» YOUR TASK: Give the number of lines in the data that contain "недель", and nothing more.

» EXERCISE INPUT:
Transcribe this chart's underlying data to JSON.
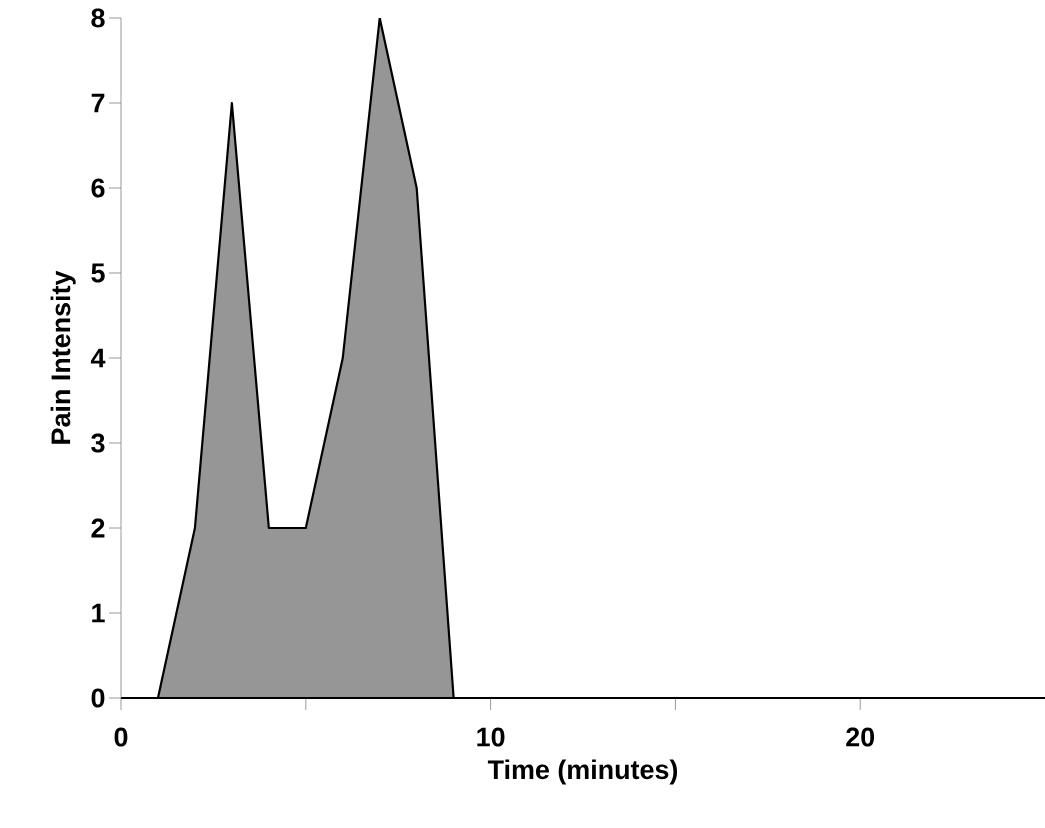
{
  "chart_data": {
    "type": "area",
    "xlabel": "Time (minutes)",
    "ylabel": "Pain Intensity",
    "x": [
      1,
      2,
      3,
      4,
      5,
      6,
      7,
      8,
      9
    ],
    "values": [
      0,
      2,
      7,
      2,
      2,
      4,
      8,
      6,
      0
    ],
    "color": "#969696",
    "xlim": [
      0,
      25
    ],
    "ylim": [
      0,
      8
    ],
    "xticks": [
      0,
      {
        "value": 5,
        "label": null
      },
      10,
      {
        "value": 15,
        "label": null
      },
      20
    ],
    "yticks": [
      0,
      1,
      2,
      3,
      4,
      5,
      6,
      7,
      8
    ],
    "grid": false
  }
}
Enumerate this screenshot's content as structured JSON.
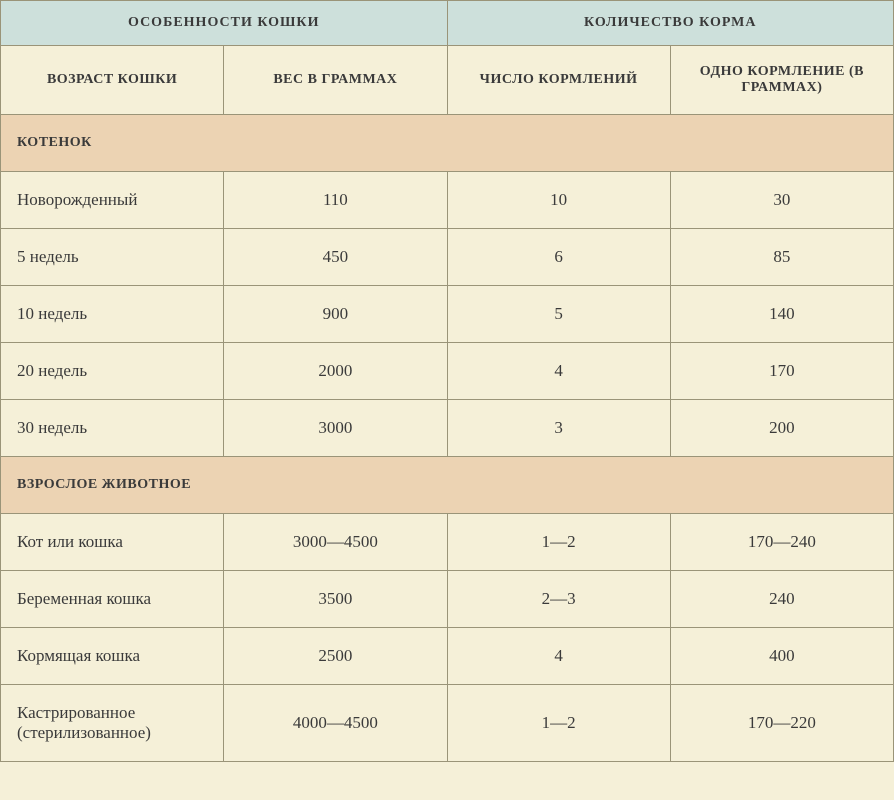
{
  "headers": {
    "top_left": "ОСОБЕННОСТИ КОШКИ",
    "top_right": "КОЛИЧЕСТВО КОРМА",
    "col1": "ВОЗРАСТ КОШКИ",
    "col2": "ВЕС В ГРАММАХ",
    "col3": "ЧИСЛО КОРМЛЕНИЙ",
    "col4": "ОДНО КОРМЛЕНИЕ (В ГРАММАХ)"
  },
  "sections": [
    {
      "title": "КОТЕНОК",
      "rows": [
        {
          "label": "Новорожденный",
          "weight": "110",
          "feedings": "10",
          "per_feeding": "30"
        },
        {
          "label": "5 недель",
          "weight": "450",
          "feedings": "6",
          "per_feeding": "85"
        },
        {
          "label": "10 недель",
          "weight": "900",
          "feedings": "5",
          "per_feeding": "140"
        },
        {
          "label": "20 недель",
          "weight": "2000",
          "feedings": "4",
          "per_feeding": "170"
        },
        {
          "label": "30 недель",
          "weight": "3000",
          "feedings": "3",
          "per_feeding": "200"
        }
      ]
    },
    {
      "title": "ВЗРОСЛОЕ ЖИВОТНОЕ",
      "rows": [
        {
          "label": "Кот или кошка",
          "weight": "3000—4500",
          "feedings": "1—2",
          "per_feeding": "170—240"
        },
        {
          "label": "Беременная кошка",
          "weight": "3500",
          "feedings": "2—3",
          "per_feeding": "240"
        },
        {
          "label": "Кормящая кошка",
          "weight": "2500",
          "feedings": "4",
          "per_feeding": "400"
        },
        {
          "label": "Кастрированное (стерилизованное)",
          "weight": "4000—4500",
          "feedings": "1—2",
          "per_feeding": "170—220"
        }
      ]
    }
  ],
  "style": {
    "colors": {
      "page_bg": "#f5f0d8",
      "header_bg": "#cde0db",
      "section_bg": "#ecd3b3",
      "row_bg": "#f5f0d8",
      "border": "#9a9478",
      "text": "#3a3a3a"
    },
    "font_family": "Georgia, Times New Roman, serif",
    "header_fontsize_pt": 11,
    "subheader_fontsize_pt": 11,
    "section_fontsize_pt": 11,
    "cell_fontsize_pt": 13,
    "col_widths_pct": [
      25,
      25,
      25,
      25
    ]
  }
}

» EXERCISE SOLUTION: 4